:: Required task ::
Transcribe the material in full, exactly as written.

:: Extracted information ::
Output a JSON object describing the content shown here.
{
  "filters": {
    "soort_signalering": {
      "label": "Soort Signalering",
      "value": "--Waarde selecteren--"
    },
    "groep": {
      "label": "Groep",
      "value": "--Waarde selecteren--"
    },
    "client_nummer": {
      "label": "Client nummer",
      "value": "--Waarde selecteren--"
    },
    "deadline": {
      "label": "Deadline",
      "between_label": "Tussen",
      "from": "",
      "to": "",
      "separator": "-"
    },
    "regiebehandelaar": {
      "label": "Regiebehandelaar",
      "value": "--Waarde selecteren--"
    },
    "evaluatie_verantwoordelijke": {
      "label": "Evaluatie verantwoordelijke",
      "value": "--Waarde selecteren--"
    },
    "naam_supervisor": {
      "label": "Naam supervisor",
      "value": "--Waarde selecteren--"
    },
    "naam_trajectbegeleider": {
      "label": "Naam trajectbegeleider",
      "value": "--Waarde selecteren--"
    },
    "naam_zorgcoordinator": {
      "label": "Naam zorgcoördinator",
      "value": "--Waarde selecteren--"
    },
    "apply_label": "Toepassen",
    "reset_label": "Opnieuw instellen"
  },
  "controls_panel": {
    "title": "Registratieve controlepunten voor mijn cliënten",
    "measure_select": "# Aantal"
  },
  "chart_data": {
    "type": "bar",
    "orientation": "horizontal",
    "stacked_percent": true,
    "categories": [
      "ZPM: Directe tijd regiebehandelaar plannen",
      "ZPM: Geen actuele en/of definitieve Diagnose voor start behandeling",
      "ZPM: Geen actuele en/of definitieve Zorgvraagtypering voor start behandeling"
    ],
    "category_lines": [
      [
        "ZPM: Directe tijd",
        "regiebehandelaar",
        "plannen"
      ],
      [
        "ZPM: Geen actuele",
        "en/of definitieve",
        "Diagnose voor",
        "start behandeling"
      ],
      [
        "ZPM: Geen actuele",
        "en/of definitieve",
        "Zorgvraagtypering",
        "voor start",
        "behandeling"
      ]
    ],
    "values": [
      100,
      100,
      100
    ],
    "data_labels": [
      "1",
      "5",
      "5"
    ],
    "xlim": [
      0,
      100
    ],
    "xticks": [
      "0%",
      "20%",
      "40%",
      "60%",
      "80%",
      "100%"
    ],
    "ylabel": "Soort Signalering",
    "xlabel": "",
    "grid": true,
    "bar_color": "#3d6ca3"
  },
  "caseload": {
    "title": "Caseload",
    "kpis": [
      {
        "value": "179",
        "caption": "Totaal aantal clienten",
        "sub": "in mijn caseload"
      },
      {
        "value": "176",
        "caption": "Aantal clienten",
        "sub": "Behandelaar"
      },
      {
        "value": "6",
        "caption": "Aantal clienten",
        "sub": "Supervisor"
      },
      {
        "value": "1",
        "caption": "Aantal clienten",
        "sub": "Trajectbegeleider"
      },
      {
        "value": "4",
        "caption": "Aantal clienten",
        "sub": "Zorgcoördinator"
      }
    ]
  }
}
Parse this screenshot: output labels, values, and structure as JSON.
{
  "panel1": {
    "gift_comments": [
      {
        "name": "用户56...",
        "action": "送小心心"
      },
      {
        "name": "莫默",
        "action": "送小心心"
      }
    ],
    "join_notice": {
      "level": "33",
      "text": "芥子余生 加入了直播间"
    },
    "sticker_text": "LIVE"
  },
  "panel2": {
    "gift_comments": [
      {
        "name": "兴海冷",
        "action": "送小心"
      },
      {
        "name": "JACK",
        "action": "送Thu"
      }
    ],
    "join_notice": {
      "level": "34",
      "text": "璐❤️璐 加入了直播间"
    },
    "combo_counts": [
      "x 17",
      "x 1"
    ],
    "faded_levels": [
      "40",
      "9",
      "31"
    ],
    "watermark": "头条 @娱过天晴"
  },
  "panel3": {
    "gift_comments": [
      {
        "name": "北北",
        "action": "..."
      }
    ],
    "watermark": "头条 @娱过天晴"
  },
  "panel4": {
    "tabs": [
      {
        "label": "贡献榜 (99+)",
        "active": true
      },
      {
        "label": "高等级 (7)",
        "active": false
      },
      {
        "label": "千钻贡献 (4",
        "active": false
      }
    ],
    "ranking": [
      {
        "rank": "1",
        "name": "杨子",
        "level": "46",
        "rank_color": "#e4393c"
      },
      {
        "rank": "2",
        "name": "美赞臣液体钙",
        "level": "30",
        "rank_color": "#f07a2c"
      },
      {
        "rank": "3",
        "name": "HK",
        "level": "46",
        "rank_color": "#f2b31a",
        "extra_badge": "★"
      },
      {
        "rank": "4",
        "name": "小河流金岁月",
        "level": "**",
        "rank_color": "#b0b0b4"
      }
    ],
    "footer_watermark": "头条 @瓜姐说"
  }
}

:: Written solution ::
Output a JSON object describing the content shown here.
{
  "filters": {
    "soort_signalering": {
      "label": "Soort Signalering",
      "value": "--Waarde selecteren--"
    },
    "groep": {
      "label": "Groep",
      "value": "--Waarde selecteren--"
    },
    "client_nummer": {
      "label": "Client nummer",
      "value": "--Waarde selecteren--"
    },
    "deadline": {
      "label": "Deadline",
      "between_label": "Tussen",
      "from": "",
      "to": "",
      "separator": "-"
    },
    "regiebehandelaar": {
      "label": "Regiebehandelaar",
      "value": "--Waarde selecteren--"
    },
    "evaluatie_verantwoordelijke": {
      "label": "Evaluatie verantwoordelijke",
      "value": "--Waarde selecteren--"
    },
    "naam_supervisor": {
      "label": "Naam supervisor",
      "value": "--Waarde selecteren--"
    },
    "naam_trajectbegeleider": {
      "label": "Naam trajectbegeleider",
      "value": "--Waarde selecteren--"
    },
    "naam_zorgcoordinator": {
      "label": "Naam zorgcoördinator",
      "value": "--Waarde selecteren--"
    },
    "apply_label": "Toepassen",
    "reset_label": "Opnieuw instellen"
  },
  "controls_panel": {
    "title": "Registratieve controlepunten voor mijn cliënten",
    "measure_select": "# Aantal"
  },
  "chart_data": {
    "type": "bar",
    "orientation": "horizontal",
    "stacked_percent": true,
    "categories": [
      "ZPM: Directe tijd regiebehandelaar plannen",
      "ZPM: Geen actuele en/of definitieve Diagnose voor start behandeling",
      "ZPM: Geen actuele en/of definitieve Zorgvraagtypering voor start behandeling"
    ],
    "category_lines": [
      [
        "ZPM: Directe tijd",
        "regiebehandelaar",
        "plannen"
      ],
      [
        "ZPM: Geen actuele",
        "en/of definitieve",
        "Diagnose voor",
        "start behandeling"
      ],
      [
        "ZPM: Geen actuele",
        "en/of definitieve",
        "Zorgvraagtypering",
        "voor start",
        "behandeling"
      ]
    ],
    "values": [
      100,
      100,
      100
    ],
    "data_labels": [
      "1",
      "5",
      "5"
    ],
    "xlim": [
      0,
      100
    ],
    "xticks": [
      "0%",
      "20%",
      "40%",
      "60%",
      "80%",
      "100%"
    ],
    "ylabel": "Soort Signalering",
    "xlabel": "",
    "grid": true,
    "bar_color": "#3d6ca3"
  },
  "caseload": {
    "title": "Caseload",
    "kpis": [
      {
        "value": "179",
        "caption": "Totaal aantal clienten",
        "sub": "in mijn caseload"
      },
      {
        "value": "176",
        "caption": "Aantal clienten",
        "sub": "Behandelaar"
      },
      {
        "value": "6",
        "caption": "Aantal clienten",
        "sub": "Supervisor"
      },
      {
        "value": "1",
        "caption": "Aantal clienten",
        "sub": "Trajectbegeleider"
      },
      {
        "value": "4",
        "caption": "Aantal clienten",
        "sub": "Zorgcoördinator"
      }
    ]
  }
}
Parse this screenshot: output labels, values, and structure as JSON.
{
  "panel1": {
    "gift_comments": [
      {
        "name": "用户56...",
        "action": "送小心心"
      },
      {
        "name": "莫默",
        "action": "送小心心"
      }
    ],
    "join_notice": {
      "level": "33",
      "text": "芥子余生 加入了直播间"
    },
    "sticker_text": "LIVE"
  },
  "panel2": {
    "gift_comments": [
      {
        "name": "兴海冷",
        "action": "送小心"
      },
      {
        "name": "JACK",
        "action": "送Thu"
      }
    ],
    "join_notice": {
      "level": "34",
      "text": "璐❤️璐 加入了直播间"
    },
    "combo_counts": [
      "x 17",
      "x 1"
    ],
    "faded_levels": [
      "40",
      "9",
      "31"
    ],
    "watermark": "头条 @娱过天晴"
  },
  "panel3": {
    "gift_comments": [
      {
        "name": "北北",
        "action": "..."
      }
    ],
    "watermark": "头条 @娱过天晴"
  },
  "panel4": {
    "tabs": [
      {
        "label": "贡献榜 (99+)",
        "active": true
      },
      {
        "label": "高等级 (7)",
        "active": false
      },
      {
        "label": "千钻贡献 (4",
        "active": false
      }
    ],
    "ranking": [
      {
        "rank": "1",
        "name": "杨子",
        "level": "46",
        "rank_color": "#e4393c"
      },
      {
        "rank": "2",
        "name": "美赞臣液体钙",
        "level": "30",
        "rank_color": "#f07a2c"
      },
      {
        "rank": "3",
        "name": "HK",
        "level": "46",
        "rank_color": "#f2b31a",
        "extra_badge": "★"
      },
      {
        "rank": "4",
        "name": "小河流金岁月",
        "level": "**",
        "rank_color": "#b0b0b4"
      }
    ],
    "footer_watermark": "头条 @瓜姐说"
  }
}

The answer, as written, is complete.